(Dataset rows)
§ §
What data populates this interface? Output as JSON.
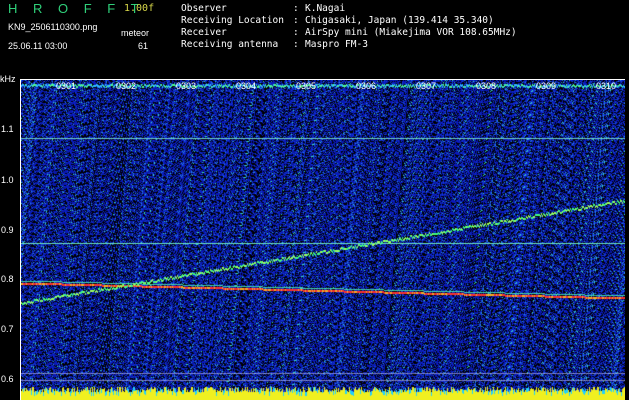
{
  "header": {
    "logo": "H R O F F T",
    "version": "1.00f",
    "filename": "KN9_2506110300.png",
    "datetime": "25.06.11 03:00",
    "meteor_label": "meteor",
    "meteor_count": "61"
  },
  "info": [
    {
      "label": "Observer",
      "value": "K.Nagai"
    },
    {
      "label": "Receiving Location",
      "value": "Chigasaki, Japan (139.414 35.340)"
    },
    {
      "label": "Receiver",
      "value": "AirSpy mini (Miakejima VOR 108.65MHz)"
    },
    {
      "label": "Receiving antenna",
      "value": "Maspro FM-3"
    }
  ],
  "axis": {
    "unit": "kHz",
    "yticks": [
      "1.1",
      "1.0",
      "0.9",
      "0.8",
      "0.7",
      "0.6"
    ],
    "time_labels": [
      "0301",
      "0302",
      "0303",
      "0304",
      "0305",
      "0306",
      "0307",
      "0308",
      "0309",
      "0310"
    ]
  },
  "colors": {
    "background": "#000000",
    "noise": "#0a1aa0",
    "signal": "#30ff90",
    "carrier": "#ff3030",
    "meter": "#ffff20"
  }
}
§ §
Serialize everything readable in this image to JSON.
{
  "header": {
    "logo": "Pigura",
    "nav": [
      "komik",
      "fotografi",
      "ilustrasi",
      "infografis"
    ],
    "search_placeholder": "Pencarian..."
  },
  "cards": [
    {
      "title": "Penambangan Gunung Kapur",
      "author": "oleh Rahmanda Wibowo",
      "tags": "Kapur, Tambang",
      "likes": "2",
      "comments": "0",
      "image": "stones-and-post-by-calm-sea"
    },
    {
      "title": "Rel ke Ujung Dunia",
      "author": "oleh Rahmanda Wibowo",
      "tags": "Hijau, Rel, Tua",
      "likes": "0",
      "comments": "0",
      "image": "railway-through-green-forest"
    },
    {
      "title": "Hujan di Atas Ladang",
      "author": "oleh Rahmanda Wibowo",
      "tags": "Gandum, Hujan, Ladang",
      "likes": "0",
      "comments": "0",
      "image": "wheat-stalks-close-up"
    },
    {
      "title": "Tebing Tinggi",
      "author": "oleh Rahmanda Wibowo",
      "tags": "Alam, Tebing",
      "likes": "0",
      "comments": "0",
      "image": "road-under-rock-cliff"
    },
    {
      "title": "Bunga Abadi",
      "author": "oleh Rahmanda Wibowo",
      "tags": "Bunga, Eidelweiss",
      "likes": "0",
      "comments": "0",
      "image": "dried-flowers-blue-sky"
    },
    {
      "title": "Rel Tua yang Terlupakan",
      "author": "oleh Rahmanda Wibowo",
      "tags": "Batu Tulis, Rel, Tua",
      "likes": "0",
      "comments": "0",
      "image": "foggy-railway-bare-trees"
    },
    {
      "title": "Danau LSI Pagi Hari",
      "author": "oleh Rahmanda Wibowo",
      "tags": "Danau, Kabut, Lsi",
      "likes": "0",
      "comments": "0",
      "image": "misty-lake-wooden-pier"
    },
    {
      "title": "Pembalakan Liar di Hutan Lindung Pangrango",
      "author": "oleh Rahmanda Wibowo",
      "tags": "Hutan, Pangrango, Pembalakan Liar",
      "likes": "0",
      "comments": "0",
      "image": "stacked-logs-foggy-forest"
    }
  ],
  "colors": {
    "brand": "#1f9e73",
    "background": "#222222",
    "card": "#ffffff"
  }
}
§ §
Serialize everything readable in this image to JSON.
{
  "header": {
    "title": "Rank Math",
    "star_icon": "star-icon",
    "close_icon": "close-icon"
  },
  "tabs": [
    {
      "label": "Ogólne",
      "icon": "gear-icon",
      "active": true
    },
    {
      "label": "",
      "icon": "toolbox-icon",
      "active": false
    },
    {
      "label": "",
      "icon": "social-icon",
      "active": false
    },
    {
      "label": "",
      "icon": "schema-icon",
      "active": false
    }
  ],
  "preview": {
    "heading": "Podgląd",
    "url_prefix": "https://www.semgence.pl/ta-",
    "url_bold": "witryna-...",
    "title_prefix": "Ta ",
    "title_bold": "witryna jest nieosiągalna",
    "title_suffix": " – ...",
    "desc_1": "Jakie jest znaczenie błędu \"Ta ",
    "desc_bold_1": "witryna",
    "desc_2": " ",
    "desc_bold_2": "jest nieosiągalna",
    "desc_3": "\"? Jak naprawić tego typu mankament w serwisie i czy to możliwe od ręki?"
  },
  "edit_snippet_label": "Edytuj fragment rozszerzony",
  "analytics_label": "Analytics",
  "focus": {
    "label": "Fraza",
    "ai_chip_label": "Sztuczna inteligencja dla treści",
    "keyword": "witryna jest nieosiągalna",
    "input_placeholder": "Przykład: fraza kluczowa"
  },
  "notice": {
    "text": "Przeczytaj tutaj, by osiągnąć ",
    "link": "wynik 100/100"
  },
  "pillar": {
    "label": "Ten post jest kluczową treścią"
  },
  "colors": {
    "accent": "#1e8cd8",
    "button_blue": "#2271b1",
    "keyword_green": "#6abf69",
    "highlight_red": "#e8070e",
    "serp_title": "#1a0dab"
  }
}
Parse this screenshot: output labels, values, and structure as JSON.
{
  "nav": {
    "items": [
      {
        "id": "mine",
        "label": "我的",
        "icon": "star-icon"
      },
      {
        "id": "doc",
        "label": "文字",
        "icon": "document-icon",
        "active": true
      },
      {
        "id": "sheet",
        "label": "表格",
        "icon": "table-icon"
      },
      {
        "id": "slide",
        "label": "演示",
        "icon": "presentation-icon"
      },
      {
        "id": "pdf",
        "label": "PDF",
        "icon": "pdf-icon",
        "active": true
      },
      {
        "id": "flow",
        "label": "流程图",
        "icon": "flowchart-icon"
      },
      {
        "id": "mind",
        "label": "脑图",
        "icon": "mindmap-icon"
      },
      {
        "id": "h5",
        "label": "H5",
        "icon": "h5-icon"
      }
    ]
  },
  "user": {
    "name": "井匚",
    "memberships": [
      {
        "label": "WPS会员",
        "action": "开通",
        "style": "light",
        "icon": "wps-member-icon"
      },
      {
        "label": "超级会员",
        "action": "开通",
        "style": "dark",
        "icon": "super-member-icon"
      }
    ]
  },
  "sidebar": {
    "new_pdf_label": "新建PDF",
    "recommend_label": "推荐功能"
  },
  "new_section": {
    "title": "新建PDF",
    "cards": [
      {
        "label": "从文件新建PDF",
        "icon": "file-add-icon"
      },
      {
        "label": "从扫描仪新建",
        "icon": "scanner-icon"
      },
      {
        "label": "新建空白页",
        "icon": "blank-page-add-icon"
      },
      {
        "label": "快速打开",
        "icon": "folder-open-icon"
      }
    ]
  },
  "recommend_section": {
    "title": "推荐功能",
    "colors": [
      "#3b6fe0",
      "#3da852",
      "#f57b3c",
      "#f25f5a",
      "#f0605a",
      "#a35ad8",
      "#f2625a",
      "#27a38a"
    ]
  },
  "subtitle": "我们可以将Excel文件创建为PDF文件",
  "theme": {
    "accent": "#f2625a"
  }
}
§ §
TO BE DONE: Extract from the material all lines containing the string "Liar".

EXPECTED ANSWER:
      "title": "Pembalakan Liar di Hutan Lindung Pangrango",
      "tags": "Hutan, Pangrango, Pembalakan Liar",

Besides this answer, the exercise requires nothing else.